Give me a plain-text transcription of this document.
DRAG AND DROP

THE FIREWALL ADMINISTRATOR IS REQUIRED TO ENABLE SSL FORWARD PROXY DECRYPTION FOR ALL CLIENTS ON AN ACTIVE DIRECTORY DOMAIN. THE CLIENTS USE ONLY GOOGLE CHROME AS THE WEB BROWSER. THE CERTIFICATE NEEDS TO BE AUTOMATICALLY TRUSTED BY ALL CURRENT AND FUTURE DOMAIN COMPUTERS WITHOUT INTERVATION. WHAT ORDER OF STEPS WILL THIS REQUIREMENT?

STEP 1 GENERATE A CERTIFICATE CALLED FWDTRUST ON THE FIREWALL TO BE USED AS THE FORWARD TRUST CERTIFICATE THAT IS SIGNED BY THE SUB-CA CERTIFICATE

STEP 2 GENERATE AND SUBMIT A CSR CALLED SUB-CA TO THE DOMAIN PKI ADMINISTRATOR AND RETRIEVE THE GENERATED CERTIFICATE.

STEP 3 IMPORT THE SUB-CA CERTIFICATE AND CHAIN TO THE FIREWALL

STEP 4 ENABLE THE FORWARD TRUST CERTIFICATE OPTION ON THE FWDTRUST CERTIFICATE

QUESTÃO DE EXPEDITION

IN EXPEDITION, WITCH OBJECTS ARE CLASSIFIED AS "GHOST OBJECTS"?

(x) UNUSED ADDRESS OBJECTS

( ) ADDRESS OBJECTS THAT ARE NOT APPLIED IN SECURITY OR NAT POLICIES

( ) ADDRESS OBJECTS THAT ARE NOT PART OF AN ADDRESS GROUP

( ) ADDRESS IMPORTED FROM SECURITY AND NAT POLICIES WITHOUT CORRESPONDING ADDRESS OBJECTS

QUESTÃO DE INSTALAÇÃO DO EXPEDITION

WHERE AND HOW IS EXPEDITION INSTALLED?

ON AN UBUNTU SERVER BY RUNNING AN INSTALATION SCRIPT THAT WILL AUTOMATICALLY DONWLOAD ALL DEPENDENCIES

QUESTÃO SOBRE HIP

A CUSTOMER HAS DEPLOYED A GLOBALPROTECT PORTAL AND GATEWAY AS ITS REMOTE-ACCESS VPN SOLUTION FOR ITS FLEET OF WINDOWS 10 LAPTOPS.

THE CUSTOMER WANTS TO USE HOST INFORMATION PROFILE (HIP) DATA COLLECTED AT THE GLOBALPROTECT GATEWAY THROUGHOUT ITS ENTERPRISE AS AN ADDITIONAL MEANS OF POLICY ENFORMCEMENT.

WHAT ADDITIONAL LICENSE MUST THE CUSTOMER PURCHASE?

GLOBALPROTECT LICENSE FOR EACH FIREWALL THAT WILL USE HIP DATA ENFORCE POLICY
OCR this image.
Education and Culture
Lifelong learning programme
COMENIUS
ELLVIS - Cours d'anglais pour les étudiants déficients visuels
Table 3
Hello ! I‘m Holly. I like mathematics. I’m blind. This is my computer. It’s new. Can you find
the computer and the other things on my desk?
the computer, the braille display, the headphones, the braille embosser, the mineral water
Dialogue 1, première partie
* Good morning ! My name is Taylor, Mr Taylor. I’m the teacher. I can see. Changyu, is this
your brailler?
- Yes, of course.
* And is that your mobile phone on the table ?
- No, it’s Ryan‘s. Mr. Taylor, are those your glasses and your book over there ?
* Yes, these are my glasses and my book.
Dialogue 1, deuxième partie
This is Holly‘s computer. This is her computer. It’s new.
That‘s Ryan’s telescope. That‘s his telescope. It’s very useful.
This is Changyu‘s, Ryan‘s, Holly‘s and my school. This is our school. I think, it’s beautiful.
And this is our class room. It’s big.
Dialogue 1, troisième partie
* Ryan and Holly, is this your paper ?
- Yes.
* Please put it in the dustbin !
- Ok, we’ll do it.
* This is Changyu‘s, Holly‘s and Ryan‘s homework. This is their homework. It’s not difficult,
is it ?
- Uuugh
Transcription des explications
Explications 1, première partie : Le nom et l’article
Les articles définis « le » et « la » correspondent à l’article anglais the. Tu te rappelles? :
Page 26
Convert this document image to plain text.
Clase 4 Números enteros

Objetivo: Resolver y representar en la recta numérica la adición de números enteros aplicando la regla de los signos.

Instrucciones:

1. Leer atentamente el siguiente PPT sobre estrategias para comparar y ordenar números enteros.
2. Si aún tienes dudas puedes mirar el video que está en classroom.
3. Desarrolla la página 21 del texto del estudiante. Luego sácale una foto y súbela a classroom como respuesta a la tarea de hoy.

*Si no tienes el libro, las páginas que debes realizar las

▶ [INSTRUCTIONS TO FOLLOW] Repeat the listing in full, keeping every line exactly as it is.

▶ [IN RESPONSE]
Give me a plain-text transcription of this document.
DRAG AND DROP

THE FIREWALL ADMINISTRATOR IS REQUIRED TO ENABLE SSL FORWARD PROXY DECRYPTION FOR ALL CLIENTS ON AN ACTIVE DIRECTORY DOMAIN. THE CLIENTS USE ONLY GOOGLE CHROME AS THE WEB BROWSER. THE CERTIFICATE NEEDS TO BE AUTOMATICALLY TRUSTED BY ALL CURRENT AND FUTURE DOMAIN COMPUTERS WITHOUT INTERVATION. WHAT ORDER OF STEPS WILL THIS REQUIREMENT?

STEP 1 GENERATE A CERTIFICATE CALLED FWDTRUST ON THE FIREWALL TO BE USED AS THE FORWARD TRUST CERTIFICATE THAT IS SIGNED BY THE SUB-CA CERTIFICATE

STEP 2 GENERATE AND SUBMIT A CSR CALLED SUB-CA TO THE DOMAIN PKI ADMINISTRATOR AND RETRIEVE THE GENERATED CERTIFICATE.

STEP 3 IMPORT THE SUB-CA CERTIFICATE AND CHAIN TO THE FIREWALL

STEP 4 ENABLE THE FORWARD TRUST CERTIFICATE OPTION ON THE FWDTRUST CERTIFICATE

QUESTÃO DE EXPEDITION

IN EXPEDITION, WITCH OBJECTS ARE CLASSIFIED AS "GHOST OBJECTS"?

(x) UNUSED ADDRESS OBJECTS

( ) ADDRESS OBJECTS THAT ARE NOT APPLIED IN SECURITY OR NAT POLICIES

( ) ADDRESS OBJECTS THAT ARE NOT PART OF AN ADDRESS GROUP

( ) ADDRESS IMPORTED FROM SECURITY AND NAT POLICIES WITHOUT CORRESPONDING ADDRESS OBJECTS

QUESTÃO DE INSTALAÇÃO DO EXPEDITION

WHERE AND HOW IS EXPEDITION INSTALLED?

ON AN UBUNTU SERVER BY RUNNING AN INSTALATION SCRIPT THAT WILL AUTOMATICALLY DONWLOAD ALL DEPENDENCIES

QUESTÃO SOBRE HIP

A CUSTOMER HAS DEPLOYED A GLOBALPROTECT PORTAL AND GATEWAY AS ITS REMOTE-ACCESS VPN SOLUTION FOR ITS FLEET OF WINDOWS 10 LAPTOPS.

THE CUSTOMER WANTS TO USE HOST INFORMATION PROFILE (HIP) DATA COLLECTED AT THE GLOBALPROTECT GATEWAY THROUGHOUT ITS ENTERPRISE AS AN ADDITIONAL MEANS OF POLICY ENFORMCEMENT.

WHAT ADDITIONAL LICENSE MUST THE CUSTOMER PURCHASE?

GLOBALPROTECT LICENSE FOR EACH FIREWALL THAT WILL USE HIP DATA ENFORCE POLICY
OCR this image.
Education and Culture
Lifelong learning programme
COMENIUS
ELLVIS - Cours d'anglais pour les étudiants déficients visuels
Table 3
Hello ! I‘m Holly. I like mathematics. I’m blind. This is my computer. It’s new. Can you find
the computer and the other things on my desk?
the computer, the braille display, the headphones, the braille embosser, the mineral water
Dialogue 1, première partie
* Good morning ! My name is Taylor, Mr Taylor. I’m the teacher. I can see. Changyu, is this
your brailler?
- Yes, of course.
* And is that your mobile phone on the table ?
- No, it’s Ryan‘s. Mr. Taylor, are those your glasses and your book over there ?
* Yes, these are my glasses and my book.
Dialogue 1, deuxième partie
This is Holly‘s computer. This is her computer. It’s new.
That‘s Ryan’s telescope. That‘s his telescope. It’s very useful.
This is Changyu‘s, Ryan‘s, Holly‘s and my school. This is our school. I think, it’s beautiful.
And this is our class room. It’s big.
Dialogue 1, troisième partie
* Ryan and Holly, is this your paper ?
- Yes.
* Please put it in the dustbin !
- Ok, we’ll do it.
* This is Changyu‘s, Holly‘s and Ryan‘s homework. This is their homework. It’s not difficult,
is it ?
- Uuugh
Transcription des explications
Explications 1, première partie : Le nom et l’article
Les articles définis « le » et « la » correspondent à l’article anglais the. Tu te rappelles? :
Page 26
Convert this document image to plain text.
Clase 4 Números enteros

Objetivo: Resolver y representar en la recta numérica la adición de números enteros aplicando la regla de los signos.

Instrucciones:

1. Leer atentamente el siguiente PPT sobre estrategias para comparar y ordenar números enteros.
2. Si aún tienes dudas puedes mirar el video que está en classroom.
3. Desarrolla la página 21 del texto del estudiante. Luego sácale una foto y súbela a classroom como respuesta a la tarea de hoy.

*Si no tienes el libro, las páginas que debes realizar las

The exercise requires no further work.